§ Exercise goal:
In the material below, identify each line bearing the word "NuevoRecord". Reproduce those lines.

§ Material provided:
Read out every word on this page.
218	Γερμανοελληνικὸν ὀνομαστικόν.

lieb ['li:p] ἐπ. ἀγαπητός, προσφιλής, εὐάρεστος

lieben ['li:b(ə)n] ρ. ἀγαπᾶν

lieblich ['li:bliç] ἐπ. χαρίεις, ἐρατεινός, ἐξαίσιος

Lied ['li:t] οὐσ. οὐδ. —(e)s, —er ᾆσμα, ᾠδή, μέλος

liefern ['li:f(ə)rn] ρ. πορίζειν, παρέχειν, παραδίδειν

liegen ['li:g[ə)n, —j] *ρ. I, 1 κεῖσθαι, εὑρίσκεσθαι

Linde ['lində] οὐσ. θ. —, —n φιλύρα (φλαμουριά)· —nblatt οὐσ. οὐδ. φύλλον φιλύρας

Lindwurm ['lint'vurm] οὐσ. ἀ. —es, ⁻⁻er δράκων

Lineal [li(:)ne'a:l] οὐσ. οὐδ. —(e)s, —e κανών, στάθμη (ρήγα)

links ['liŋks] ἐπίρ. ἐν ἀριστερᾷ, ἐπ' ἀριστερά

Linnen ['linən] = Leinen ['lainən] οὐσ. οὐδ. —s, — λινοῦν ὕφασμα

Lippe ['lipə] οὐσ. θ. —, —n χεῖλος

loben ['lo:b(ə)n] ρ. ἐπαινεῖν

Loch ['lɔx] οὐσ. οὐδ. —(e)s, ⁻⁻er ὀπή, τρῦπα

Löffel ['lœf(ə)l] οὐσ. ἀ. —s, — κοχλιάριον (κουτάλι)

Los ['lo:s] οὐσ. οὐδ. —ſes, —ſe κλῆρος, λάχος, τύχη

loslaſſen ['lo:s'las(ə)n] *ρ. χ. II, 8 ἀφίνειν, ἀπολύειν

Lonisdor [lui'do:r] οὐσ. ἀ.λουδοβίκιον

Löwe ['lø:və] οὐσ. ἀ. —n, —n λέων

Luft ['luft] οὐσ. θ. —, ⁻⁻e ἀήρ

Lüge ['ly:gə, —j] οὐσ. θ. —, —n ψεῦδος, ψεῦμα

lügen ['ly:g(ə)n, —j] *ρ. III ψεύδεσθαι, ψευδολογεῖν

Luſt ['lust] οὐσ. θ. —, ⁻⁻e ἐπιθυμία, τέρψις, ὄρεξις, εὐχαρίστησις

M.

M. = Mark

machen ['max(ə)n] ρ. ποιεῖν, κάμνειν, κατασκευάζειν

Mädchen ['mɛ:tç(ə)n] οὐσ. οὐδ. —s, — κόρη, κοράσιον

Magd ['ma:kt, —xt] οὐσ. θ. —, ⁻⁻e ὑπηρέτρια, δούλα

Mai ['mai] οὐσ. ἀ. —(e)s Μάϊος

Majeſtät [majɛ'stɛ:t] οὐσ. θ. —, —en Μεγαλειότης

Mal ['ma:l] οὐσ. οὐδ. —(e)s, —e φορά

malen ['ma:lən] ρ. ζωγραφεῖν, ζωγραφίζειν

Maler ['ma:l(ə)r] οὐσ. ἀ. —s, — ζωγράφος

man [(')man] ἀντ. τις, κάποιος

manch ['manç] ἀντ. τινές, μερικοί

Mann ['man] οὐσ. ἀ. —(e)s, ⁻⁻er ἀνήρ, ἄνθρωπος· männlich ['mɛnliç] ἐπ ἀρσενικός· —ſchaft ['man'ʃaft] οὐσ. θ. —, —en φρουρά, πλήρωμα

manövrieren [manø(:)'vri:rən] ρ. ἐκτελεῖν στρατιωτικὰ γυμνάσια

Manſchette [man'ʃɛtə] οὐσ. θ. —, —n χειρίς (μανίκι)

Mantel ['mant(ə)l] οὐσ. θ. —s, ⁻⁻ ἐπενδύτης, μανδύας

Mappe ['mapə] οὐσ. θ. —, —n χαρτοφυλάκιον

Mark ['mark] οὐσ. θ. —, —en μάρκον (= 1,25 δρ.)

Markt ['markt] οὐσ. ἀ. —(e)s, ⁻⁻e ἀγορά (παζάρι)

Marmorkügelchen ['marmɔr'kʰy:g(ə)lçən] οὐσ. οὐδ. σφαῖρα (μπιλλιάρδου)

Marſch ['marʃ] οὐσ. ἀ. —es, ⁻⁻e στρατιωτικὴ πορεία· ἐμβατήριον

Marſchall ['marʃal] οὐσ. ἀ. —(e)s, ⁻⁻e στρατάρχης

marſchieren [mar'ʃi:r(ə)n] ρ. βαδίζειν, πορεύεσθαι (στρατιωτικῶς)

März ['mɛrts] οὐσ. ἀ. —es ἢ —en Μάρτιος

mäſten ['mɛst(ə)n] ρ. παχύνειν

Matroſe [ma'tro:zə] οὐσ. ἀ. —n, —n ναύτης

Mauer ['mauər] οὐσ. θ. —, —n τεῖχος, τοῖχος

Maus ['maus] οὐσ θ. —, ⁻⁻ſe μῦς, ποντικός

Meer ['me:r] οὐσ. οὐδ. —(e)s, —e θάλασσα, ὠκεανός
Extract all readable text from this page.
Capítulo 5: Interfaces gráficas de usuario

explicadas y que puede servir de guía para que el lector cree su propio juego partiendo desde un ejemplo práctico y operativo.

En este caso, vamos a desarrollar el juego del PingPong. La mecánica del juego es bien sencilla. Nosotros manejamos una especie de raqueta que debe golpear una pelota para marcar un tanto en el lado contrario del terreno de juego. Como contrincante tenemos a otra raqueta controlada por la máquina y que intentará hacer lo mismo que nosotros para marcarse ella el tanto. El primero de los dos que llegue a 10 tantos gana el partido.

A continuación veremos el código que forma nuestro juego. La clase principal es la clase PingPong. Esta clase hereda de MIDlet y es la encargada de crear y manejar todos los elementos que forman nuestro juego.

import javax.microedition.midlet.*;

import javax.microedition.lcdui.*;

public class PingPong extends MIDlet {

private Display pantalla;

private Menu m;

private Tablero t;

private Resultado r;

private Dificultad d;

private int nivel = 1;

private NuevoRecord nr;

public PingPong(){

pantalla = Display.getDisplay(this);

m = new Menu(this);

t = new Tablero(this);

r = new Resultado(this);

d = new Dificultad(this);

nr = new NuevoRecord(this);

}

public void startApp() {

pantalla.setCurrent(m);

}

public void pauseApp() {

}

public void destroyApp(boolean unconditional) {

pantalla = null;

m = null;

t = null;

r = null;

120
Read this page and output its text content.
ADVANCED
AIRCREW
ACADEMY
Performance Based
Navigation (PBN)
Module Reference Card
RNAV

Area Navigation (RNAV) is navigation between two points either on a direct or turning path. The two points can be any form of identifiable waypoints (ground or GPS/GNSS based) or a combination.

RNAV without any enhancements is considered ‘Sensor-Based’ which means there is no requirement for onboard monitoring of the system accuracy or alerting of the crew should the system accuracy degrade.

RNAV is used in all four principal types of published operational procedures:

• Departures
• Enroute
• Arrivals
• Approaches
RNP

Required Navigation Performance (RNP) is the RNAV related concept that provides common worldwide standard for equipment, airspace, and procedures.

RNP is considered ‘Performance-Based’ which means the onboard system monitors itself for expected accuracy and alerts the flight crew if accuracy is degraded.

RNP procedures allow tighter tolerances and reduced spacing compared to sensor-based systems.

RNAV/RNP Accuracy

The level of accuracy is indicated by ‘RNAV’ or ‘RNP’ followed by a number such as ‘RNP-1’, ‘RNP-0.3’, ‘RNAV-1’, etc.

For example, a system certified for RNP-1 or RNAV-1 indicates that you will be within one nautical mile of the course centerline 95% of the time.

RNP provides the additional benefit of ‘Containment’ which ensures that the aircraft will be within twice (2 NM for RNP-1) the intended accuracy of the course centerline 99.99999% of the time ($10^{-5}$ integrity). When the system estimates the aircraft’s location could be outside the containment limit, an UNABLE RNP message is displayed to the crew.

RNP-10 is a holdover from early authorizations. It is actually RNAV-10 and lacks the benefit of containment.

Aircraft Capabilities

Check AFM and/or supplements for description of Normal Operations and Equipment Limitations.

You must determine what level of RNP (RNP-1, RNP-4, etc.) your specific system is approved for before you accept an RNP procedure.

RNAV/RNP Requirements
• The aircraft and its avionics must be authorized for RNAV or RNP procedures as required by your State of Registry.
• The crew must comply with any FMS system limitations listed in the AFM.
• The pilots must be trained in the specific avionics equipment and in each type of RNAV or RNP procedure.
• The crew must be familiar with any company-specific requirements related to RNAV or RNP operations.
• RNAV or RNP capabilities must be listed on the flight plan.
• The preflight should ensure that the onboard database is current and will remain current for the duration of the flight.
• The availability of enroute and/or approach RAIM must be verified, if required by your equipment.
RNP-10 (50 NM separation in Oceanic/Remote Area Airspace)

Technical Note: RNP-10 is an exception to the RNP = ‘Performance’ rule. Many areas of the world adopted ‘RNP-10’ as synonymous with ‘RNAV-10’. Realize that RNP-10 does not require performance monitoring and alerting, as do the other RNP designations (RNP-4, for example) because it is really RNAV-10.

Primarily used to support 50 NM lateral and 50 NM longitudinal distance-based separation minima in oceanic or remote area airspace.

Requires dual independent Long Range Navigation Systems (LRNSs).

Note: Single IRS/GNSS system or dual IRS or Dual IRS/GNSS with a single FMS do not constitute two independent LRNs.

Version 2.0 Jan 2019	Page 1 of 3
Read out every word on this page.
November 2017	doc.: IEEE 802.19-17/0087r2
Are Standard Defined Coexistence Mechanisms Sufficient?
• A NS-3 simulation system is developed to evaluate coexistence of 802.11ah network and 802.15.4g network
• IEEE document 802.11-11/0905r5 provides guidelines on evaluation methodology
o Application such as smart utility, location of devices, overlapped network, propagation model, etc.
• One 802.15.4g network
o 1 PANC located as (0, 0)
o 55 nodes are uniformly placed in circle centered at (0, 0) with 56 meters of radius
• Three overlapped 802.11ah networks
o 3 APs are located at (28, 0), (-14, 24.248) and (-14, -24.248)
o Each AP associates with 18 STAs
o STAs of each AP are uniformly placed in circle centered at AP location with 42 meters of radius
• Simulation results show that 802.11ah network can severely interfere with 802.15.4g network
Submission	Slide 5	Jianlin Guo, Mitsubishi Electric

§ Solution:
private NuevoRecord nr;
nr = new NuevoRecord(this);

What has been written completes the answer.